= What needs to be done =
Retype all the records with nothing changed.

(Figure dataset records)
···

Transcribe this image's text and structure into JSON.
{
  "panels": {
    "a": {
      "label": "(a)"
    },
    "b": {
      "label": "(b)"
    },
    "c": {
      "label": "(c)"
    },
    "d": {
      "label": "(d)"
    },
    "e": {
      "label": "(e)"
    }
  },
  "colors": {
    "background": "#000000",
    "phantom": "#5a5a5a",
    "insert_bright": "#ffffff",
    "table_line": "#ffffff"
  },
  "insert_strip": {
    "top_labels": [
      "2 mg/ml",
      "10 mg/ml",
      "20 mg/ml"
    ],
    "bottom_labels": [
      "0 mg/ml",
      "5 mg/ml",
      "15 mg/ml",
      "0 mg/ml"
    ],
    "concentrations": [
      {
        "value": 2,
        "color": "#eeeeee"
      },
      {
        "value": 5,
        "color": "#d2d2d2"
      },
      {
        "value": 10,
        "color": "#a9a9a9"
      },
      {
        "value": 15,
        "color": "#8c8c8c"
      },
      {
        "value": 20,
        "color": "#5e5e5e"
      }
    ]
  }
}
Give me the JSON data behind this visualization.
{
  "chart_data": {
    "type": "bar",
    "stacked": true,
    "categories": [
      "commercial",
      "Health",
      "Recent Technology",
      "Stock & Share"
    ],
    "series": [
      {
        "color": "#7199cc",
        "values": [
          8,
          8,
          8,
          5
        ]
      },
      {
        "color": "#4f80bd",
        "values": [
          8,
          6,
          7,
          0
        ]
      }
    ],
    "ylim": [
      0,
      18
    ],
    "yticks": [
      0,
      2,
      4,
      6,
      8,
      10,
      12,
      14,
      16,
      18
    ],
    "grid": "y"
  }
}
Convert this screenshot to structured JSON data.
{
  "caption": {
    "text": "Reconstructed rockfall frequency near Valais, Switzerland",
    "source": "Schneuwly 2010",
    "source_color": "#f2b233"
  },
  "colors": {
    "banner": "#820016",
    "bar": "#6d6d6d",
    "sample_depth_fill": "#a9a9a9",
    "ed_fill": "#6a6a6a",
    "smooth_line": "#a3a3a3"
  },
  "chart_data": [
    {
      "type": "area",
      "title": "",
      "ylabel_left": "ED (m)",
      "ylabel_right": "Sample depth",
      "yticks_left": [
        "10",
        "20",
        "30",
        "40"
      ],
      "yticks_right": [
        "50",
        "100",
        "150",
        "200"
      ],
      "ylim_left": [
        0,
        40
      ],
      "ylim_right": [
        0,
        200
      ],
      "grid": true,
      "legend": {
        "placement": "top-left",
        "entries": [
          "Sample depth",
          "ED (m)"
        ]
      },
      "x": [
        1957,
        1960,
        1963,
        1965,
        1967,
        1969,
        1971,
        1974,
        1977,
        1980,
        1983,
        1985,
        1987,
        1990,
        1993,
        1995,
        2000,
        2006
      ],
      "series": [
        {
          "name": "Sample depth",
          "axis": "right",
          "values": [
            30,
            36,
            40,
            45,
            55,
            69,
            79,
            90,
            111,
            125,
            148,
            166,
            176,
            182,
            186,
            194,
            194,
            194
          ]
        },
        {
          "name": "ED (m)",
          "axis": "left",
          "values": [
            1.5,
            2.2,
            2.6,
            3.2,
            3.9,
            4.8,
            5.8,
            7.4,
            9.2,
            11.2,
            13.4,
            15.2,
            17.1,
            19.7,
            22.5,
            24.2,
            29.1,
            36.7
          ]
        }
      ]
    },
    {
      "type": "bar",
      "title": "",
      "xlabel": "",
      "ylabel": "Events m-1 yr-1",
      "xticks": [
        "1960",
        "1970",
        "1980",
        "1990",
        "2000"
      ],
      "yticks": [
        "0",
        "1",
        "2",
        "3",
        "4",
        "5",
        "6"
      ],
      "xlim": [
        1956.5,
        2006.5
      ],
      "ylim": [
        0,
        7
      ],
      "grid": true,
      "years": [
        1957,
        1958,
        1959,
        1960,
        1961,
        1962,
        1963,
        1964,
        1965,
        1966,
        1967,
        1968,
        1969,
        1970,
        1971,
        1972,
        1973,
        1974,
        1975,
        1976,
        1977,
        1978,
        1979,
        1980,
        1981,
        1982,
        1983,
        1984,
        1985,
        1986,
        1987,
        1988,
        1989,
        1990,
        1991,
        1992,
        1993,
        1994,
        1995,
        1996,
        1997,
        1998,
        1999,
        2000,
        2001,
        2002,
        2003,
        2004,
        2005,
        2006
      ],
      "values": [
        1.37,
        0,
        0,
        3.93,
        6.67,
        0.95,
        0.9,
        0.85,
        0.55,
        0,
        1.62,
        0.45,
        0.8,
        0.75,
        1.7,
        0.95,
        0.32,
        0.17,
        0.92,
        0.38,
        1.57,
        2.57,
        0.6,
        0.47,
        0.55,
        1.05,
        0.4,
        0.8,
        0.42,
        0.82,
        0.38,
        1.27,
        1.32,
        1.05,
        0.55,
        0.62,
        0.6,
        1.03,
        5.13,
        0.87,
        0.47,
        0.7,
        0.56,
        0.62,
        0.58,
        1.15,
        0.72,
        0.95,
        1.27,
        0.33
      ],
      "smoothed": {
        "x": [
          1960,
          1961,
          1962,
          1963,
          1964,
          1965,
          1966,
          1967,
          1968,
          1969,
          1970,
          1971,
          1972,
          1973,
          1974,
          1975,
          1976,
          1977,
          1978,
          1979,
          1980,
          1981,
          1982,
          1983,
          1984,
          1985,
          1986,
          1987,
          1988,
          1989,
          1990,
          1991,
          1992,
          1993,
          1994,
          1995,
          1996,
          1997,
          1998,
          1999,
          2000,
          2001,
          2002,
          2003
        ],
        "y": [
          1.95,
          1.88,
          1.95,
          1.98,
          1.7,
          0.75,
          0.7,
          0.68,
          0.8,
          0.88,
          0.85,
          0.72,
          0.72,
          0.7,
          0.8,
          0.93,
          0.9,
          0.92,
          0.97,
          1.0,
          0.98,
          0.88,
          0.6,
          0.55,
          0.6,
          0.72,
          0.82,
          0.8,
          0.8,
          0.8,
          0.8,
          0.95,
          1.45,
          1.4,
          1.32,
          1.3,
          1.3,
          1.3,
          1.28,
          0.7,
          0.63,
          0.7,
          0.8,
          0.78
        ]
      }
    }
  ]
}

···

= Answer below =
Transcribe this image's text and structure into JSON.
{
  "panels": {
    "a": {
      "label": "(a)"
    },
    "b": {
      "label": "(b)"
    },
    "c": {
      "label": "(c)"
    },
    "d": {
      "label": "(d)"
    },
    "e": {
      "label": "(e)"
    }
  },
  "colors": {
    "background": "#000000",
    "phantom": "#5a5a5a",
    "insert_bright": "#ffffff",
    "table_line": "#ffffff"
  },
  "insert_strip": {
    "top_labels": [
      "2 mg/ml",
      "10 mg/ml",
      "20 mg/ml"
    ],
    "bottom_labels": [
      "0 mg/ml",
      "5 mg/ml",
      "15 mg/ml",
      "0 mg/ml"
    ],
    "concentrations": [
      {
        "value": 2,
        "color": "#eeeeee"
      },
      {
        "value": 5,
        "color": "#d2d2d2"
      },
      {
        "value": 10,
        "color": "#a9a9a9"
      },
      {
        "value": 15,
        "color": "#8c8c8c"
      },
      {
        "value": 20,
        "color": "#5e5e5e"
      }
    ]
  }
}
Give me the JSON data behind this visualization.
{
  "chart_data": {
    "type": "bar",
    "stacked": true,
    "categories": [
      "commercial",
      "Health",
      "Recent Technology",
      "Stock & Share"
    ],
    "series": [
      {
        "color": "#7199cc",
        "values": [
          8,
          8,
          8,
          5
        ]
      },
      {
        "color": "#4f80bd",
        "values": [
          8,
          6,
          7,
          0
        ]
      }
    ],
    "ylim": [
      0,
      18
    ],
    "yticks": [
      0,
      2,
      4,
      6,
      8,
      10,
      12,
      14,
      16,
      18
    ],
    "grid": "y"
  }
}
Convert this screenshot to structured JSON data.
{
  "caption": {
    "text": "Reconstructed rockfall frequency near Valais, Switzerland",
    "source": "Schneuwly 2010",
    "source_color": "#f2b233"
  },
  "colors": {
    "banner": "#820016",
    "bar": "#6d6d6d",
    "sample_depth_fill": "#a9a9a9",
    "ed_fill": "#6a6a6a",
    "smooth_line": "#a3a3a3"
  },
  "chart_data": [
    {
      "type": "area",
      "title": "",
      "ylabel_left": "ED (m)",
      "ylabel_right": "Sample depth",
      "yticks_left": [
        "10",
        "20",
        "30",
        "40"
      ],
      "yticks_right": [
        "50",
        "100",
        "150",
        "200"
      ],
      "ylim_left": [
        0,
        40
      ],
      "ylim_right": [
        0,
        200
      ],
      "grid": true,
      "legend": {
        "placement": "top-left",
        "entries": [
          "Sample depth",
          "ED (m)"
        ]
      },
      "x": [
        1957,
        1960,
        1963,
        1965,
        1967,
        1969,
        1971,
        1974,
        1977,
        1980,
        1983,
        1985,
        1987,
        1990,
        1993,
        1995,
        2000,
        2006
      ],
      "series": [
        {
          "name": "Sample depth",
          "axis": "right",
          "values": [
            30,
            36,
            40,
            45,
            55,
            69,
            79,
            90,
            111,
            125,
            148,
            166,
            176,
            182,
            186,
            194,
            194,
            194
          ]
        },
        {
          "name": "ED (m)",
          "axis": "left",
          "values": [
            1.5,
            2.2,
            2.6,
            3.2,
            3.9,
            4.8,
            5.8,
            7.4,
            9.2,
            11.2,
            13.4,
            15.2,
            17.1,
            19.7,
            22.5,
            24.2,
            29.1,
            36.7
          ]
        }
      ]
    },
    {
      "type": "bar",
      "title": "",
      "xlabel": "",
      "ylabel": "Events m-1 yr-1",
      "xticks": [
        "1960",
        "1970",
        "1980",
        "1990",
        "2000"
      ],
      "yticks": [
        "0",
        "1",
        "2",
        "3",
        "4",
        "5",
        "6"
      ],
      "xlim": [
        1956.5,
        2006.5
      ],
      "ylim": [
        0,
        7
      ],
      "grid": true,
      "years": [
        1957,
        1958,
        1959,
        1960,
        1961,
        1962,
        1963,
        1964,
        1965,
        1966,
        1967,
        1968,
        1969,
        1970,
        1971,
        1972,
        1973,
        1974,
        1975,
        1976,
        1977,
        1978,
        1979,
        1980,
        1981,
        1982,
        1983,
        1984,
        1985,
        1986,
        1987,
        1988,
        1989,
        1990,
        1991,
        1992,
        1993,
        1994,
        1995,
        1996,
        1997,
        1998,
        1999,
        2000,
        2001,
        2002,
        2003,
        2004,
        2005,
        2006
      ],
      "values": [
        1.37,
        0,
        0,
        3.93,
        6.67,
        0.95,
        0.9,
        0.85,
        0.55,
        0,
        1.62,
        0.45,
        0.8,
        0.75,
        1.7,
        0.95,
        0.32,
        0.17,
        0.92,
        0.38,
        1.57,
        2.57,
        0.6,
        0.47,
        0.55,
        1.05,
        0.4,
        0.8,
        0.42,
        0.82,
        0.38,
        1.27,
        1.32,
        1.05,
        0.55,
        0.62,
        0.6,
        1.03,
        5.13,
        0.87,
        0.47,
        0.7,
        0.56,
        0.62,
        0.58,
        1.15,
        0.72,
        0.95,
        1.27,
        0.33
      ],
      "smoothed": {
        "x": [
          1960,
          1961,
          1962,
          1963,
          1964,
          1965,
          1966,
          1967,
          1968,
          1969,
          1970,
          1971,
          1972,
          1973,
          1974,
          1975,
          1976,
          1977,
          1978,
          1979,
          1980,
          1981,
          1982,
          1983,
          1984,
          1985,
          1986,
          1987,
          1988,
          1989,
          1990,
          1991,
          1992,
          1993,
          1994,
          1995,
          1996,
          1997,
          1998,
          1999,
          2000,
          2001,
          2002,
          2003
        ],
        "y": [
          1.95,
          1.88,
          1.95,
          1.98,
          1.7,
          0.75,
          0.7,
          0.68,
          0.8,
          0.88,
          0.85,
          0.72,
          0.72,
          0.7,
          0.8,
          0.93,
          0.9,
          0.92,
          0.97,
          1.0,
          0.98,
          0.88,
          0.6,
          0.55,
          0.6,
          0.72,
          0.82,
          0.8,
          0.8,
          0.8,
          0.8,
          0.95,
          1.45,
          1.4,
          1.32,
          1.3,
          1.3,
          1.3,
          1.28,
          0.7,
          0.63,
          0.7,
          0.8,
          0.78
        ]
      }
    }
  ]
}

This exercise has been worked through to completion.